» Written exercise: In the lines that begin with the one containing "task-label: / [618, 745, 623, 761]" and end with the one containing "folder-name: sys [329, 495, 355, 513]", replace "folder-item" with "directory-item". Output only those lines, with all else left as it is.

» Items:
>> begin
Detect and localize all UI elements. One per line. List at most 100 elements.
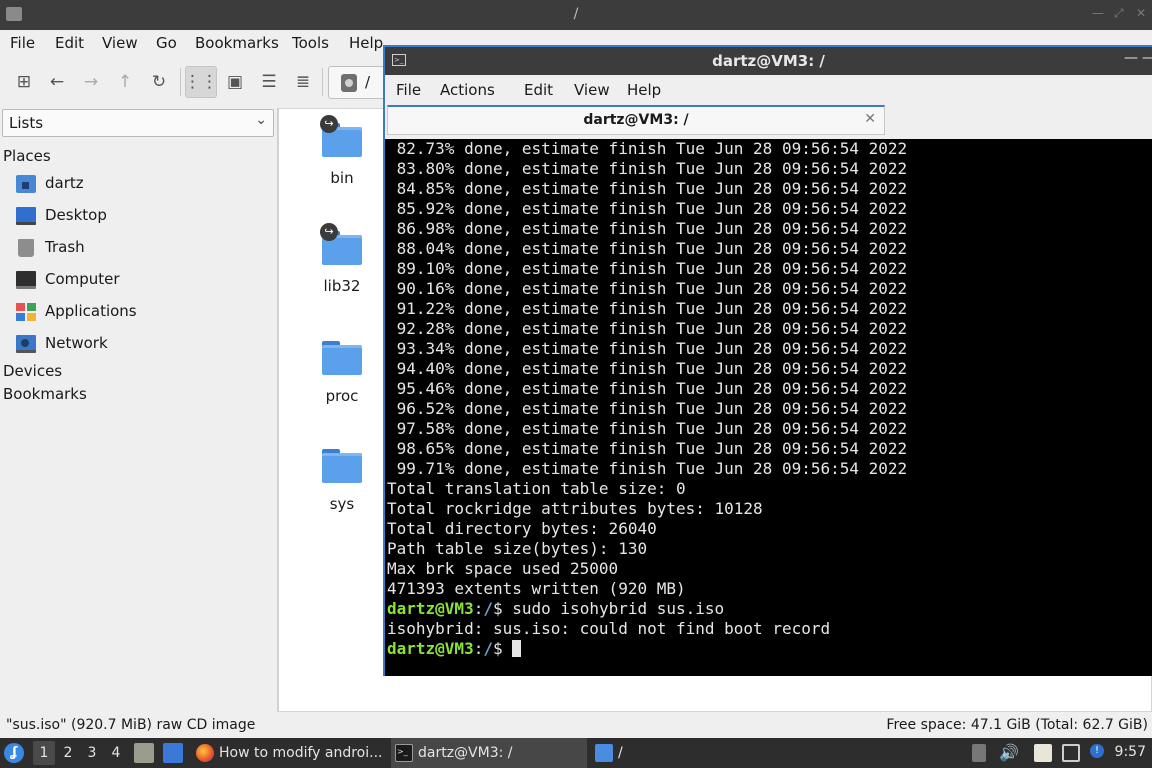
task-label: / [618, 745, 623, 761]
menu-help[interactable]: Help [627, 81, 661, 99]
detailed-list-view-icon[interactable]: ≣ [291, 70, 315, 94]
firefox-icon [196, 744, 214, 762]
folder-item-lib32[interactable]: ↪ lib32 [307, 223, 377, 303]
task-file-manager[interactable]: / [591, 738, 651, 768]
path-bar[interactable]: / [328, 66, 388, 99]
prompt-path: / [483, 639, 493, 658]
path-segment-root[interactable]: / [365, 73, 370, 91]
text-cursor [512, 640, 522, 657]
maximize-icon[interactable]: ⤢ [1114, 6, 1124, 21]
show-desktop-icon[interactable] [163, 743, 183, 763]
sidebar-item-applications[interactable]: Applications [16, 301, 266, 325]
minimize-icon[interactable]: — [1092, 6, 1104, 20]
workspace-3[interactable]: 3 [81, 741, 103, 765]
back-icon[interactable]: ← [45, 70, 69, 94]
devices-heading[interactable]: Devices [3, 362, 62, 380]
folder-item-proc[interactable]: proc [307, 333, 377, 413]
volume-icon[interactable]: 🔊 [999, 744, 1019, 762]
side-panel-mode-value: Lists [9, 114, 44, 132]
update-notifier-icon[interactable] [972, 744, 986, 762]
output-line: 88.04% done, estimate finish Tue Jun 28 … [387, 239, 908, 258]
terminal-window: >_ dartz@VM3: / — — File Actions Edit Vi… [383, 45, 1152, 676]
compact-view-icon[interactable]: ☰ [257, 70, 281, 94]
clock[interactable]: 9:57 [1115, 744, 1146, 760]
task-terminal[interactable]: >_ dartz@VM3: / [391, 738, 587, 768]
menu-file[interactable]: File [396, 81, 421, 99]
folder-name: sys [329, 495, 355, 513]
sidebar-item-home[interactable]: dartz [16, 173, 266, 197]
file-manager-launcher-icon[interactable] [134, 743, 154, 763]
folder-item-sys[interactable]: sys [307, 441, 377, 521]
output-line: 95.46% done, estimate finish Tue Jun 28 … [387, 379, 908, 398]
free-space-status: Free space: 47.1 GiB (Total: 62.7 GiB) [886, 717, 1148, 733]
menu-view[interactable]: View [574, 81, 610, 99]
icon-view-icon[interactable]: ⋮⋮ [184, 66, 218, 98]
maximize-icon[interactable]: — [1142, 50, 1152, 66]
output-line: 98.65% done, estimate finish Tue Jun 28 … [387, 439, 908, 458]
notification-icon[interactable]: ! [1090, 744, 1104, 758]
side-panel-mode-select[interactable]: Lists ⌄ [2, 109, 274, 137]
terminal-menubar: File Actions Edit View Help [385, 77, 1152, 103]
terminal-tab[interactable]: dartz@VM3: / ✕ [387, 105, 885, 135]
prompt-symbol: $ [492, 639, 503, 658]
thumbnail-view-icon[interactable]: ▣ [223, 70, 247, 94]
computer-icon [16, 271, 36, 289]
chevron-down-icon: ⌄ [255, 112, 267, 128]
file-manager-titlebar[interactable]: / — ⤢ ✕ [0, 0, 1152, 30]
close-icon[interactable]: ✕ [1136, 6, 1146, 20]
menu-tools[interactable]: Tools [292, 34, 329, 52]
output-line: 96.52% done, estimate finish Tue Jun 28 … [387, 399, 908, 418]
active-prompt-line[interactable]: dartz@VM3:/$ [387, 639, 1152, 659]
menu-view[interactable]: View [102, 34, 138, 52]
reload-icon[interactable]: ↻ [147, 70, 171, 94]
trash-icon [18, 239, 34, 257]
up-icon[interactable]: ↑ [113, 70, 137, 94]
prompt-symbol: $ [492, 599, 503, 618]
task-label: dartz@VM3: / [418, 745, 513, 761]
output-line: 90.16% done, estimate finish Tue Jun 28 … [387, 279, 908, 298]
command-text: sudo isohybrid sus.iso [502, 599, 725, 618]
clipboard-icon[interactable] [1034, 744, 1052, 762]
terminal-titlebar[interactable]: >_ dartz@VM3: / — — [385, 47, 1152, 75]
workspace-1[interactable]: 1 [33, 741, 55, 765]
start-menu-button[interactable]: ʆ [4, 738, 28, 768]
menu-go[interactable]: Go [156, 34, 177, 52]
output-line: Max brk space used 25000 [387, 559, 619, 578]
error-line: isohybrid: sus.iso: could not find boot … [387, 619, 831, 638]
output-line: 97.58% done, estimate finish Tue Jun 28 … [387, 419, 908, 438]
new-window-icon[interactable]: ⊞ [12, 70, 36, 94]
selection-status: "sus.iso" (920.7 MiB) raw CD image [6, 717, 256, 733]
sidebar-item-computer[interactable]: Computer [16, 269, 266, 293]
sidebar-item-label: Applications [45, 302, 137, 320]
workspace-4[interactable]: 4 [105, 741, 127, 765]
menu-help[interactable]: Help [349, 34, 383, 52]
prompt-path: / [483, 599, 493, 618]
menu-file[interactable]: File [10, 34, 35, 52]
workspace-2[interactable]: 2 [57, 741, 79, 765]
folder-icon [595, 744, 613, 762]
folder-item-bin[interactable]: ↪ bin [307, 115, 377, 195]
statusbar: "sus.iso" (920.7 MiB) raw CD image Free … [0, 714, 1152, 736]
sidebar-item-network[interactable]: Network [16, 333, 266, 357]
lubuntu-logo-icon: ʆ [4, 743, 24, 763]
bookmarks-heading[interactable]: Bookmarks [3, 385, 87, 403]
task-label: How to modify androi... [219, 745, 383, 761]
sidebar-item-trash[interactable]: Trash [16, 237, 266, 261]
places-heading[interactable]: Places [3, 147, 51, 165]
symlink-icon: ↪ [320, 115, 338, 133]
menu-edit[interactable]: Edit [524, 81, 553, 99]
minimize-icon[interactable]: — [1124, 50, 1138, 66]
menu-bookmarks[interactable]: Bookmarks [195, 34, 279, 52]
toolbar-separator [322, 68, 323, 96]
sidebar-item-desktop[interactable]: Desktop [16, 205, 266, 229]
terminal-output[interactable]: 82.73% done, estimate finish Tue Jun 28 … [385, 139, 1152, 676]
output-line: Total translation table size: 0 [387, 479, 686, 498]
sidebar-item-label: Trash [45, 238, 85, 256]
menu-edit[interactable]: Edit [55, 34, 84, 52]
output-line: 85.92% done, estimate finish Tue Jun 28 … [387, 199, 908, 218]
task-firefox[interactable]: How to modify androi... [192, 738, 387, 768]
forward-icon[interactable]: → [79, 70, 103, 94]
network-status-icon[interactable] [1062, 744, 1080, 762]
menu-actions[interactable]: Actions [440, 81, 495, 99]
close-tab-icon[interactable]: ✕ [864, 111, 876, 127]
>> end
» Problem solution:
task-label: / [618, 745, 623, 761]
menu-help[interactable]: Help [627, 81, 661, 99]
detailed-list-view-icon[interactable]: ≣ [291, 70, 315, 94]
firefox-icon [196, 744, 214, 762]
directory-item-lib32[interactable]: ↪ lib32 [307, 223, 377, 303]
task-file-manager[interactable]: / [591, 738, 651, 768]
path-bar[interactable]: / [328, 66, 388, 99]
prompt-path: / [483, 639, 493, 658]
path-segment-root[interactable]: / [365, 73, 370, 91]
text-cursor [512, 640, 522, 657]
maximize-icon[interactable]: ⤢ [1114, 6, 1124, 21]
show-desktop-icon[interactable] [163, 743, 183, 763]
sidebar-item-applications[interactable]: Applications [16, 301, 266, 325]
minimize-icon[interactable]: — [1092, 6, 1104, 20]
workspace-3[interactable]: 3 [81, 741, 103, 765]
back-icon[interactable]: ← [45, 70, 69, 94]
devices-heading[interactable]: Devices [3, 362, 62, 380]
directory-item-proc[interactable]: proc [307, 333, 377, 413]
volume-icon[interactable]: 🔊 [999, 744, 1019, 762]
side-panel-mode-value: Lists [9, 114, 44, 132]
update-notifier-icon[interactable] [972, 744, 986, 762]
output-line: 88.04% done, estimate finish Tue Jun 28 … [387, 239, 908, 258]
terminal-window: >_ dartz@VM3: / — — File Actions Edit Vi… [383, 45, 1152, 676]
compact-view-icon[interactable]: ☰ [257, 70, 281, 94]
clock[interactable]: 9:57 [1115, 744, 1146, 760]
task-terminal[interactable]: >_ dartz@VM3: / [391, 738, 587, 768]
menu-file[interactable]: File [396, 81, 421, 99]
folder-name: sys [329, 495, 355, 513]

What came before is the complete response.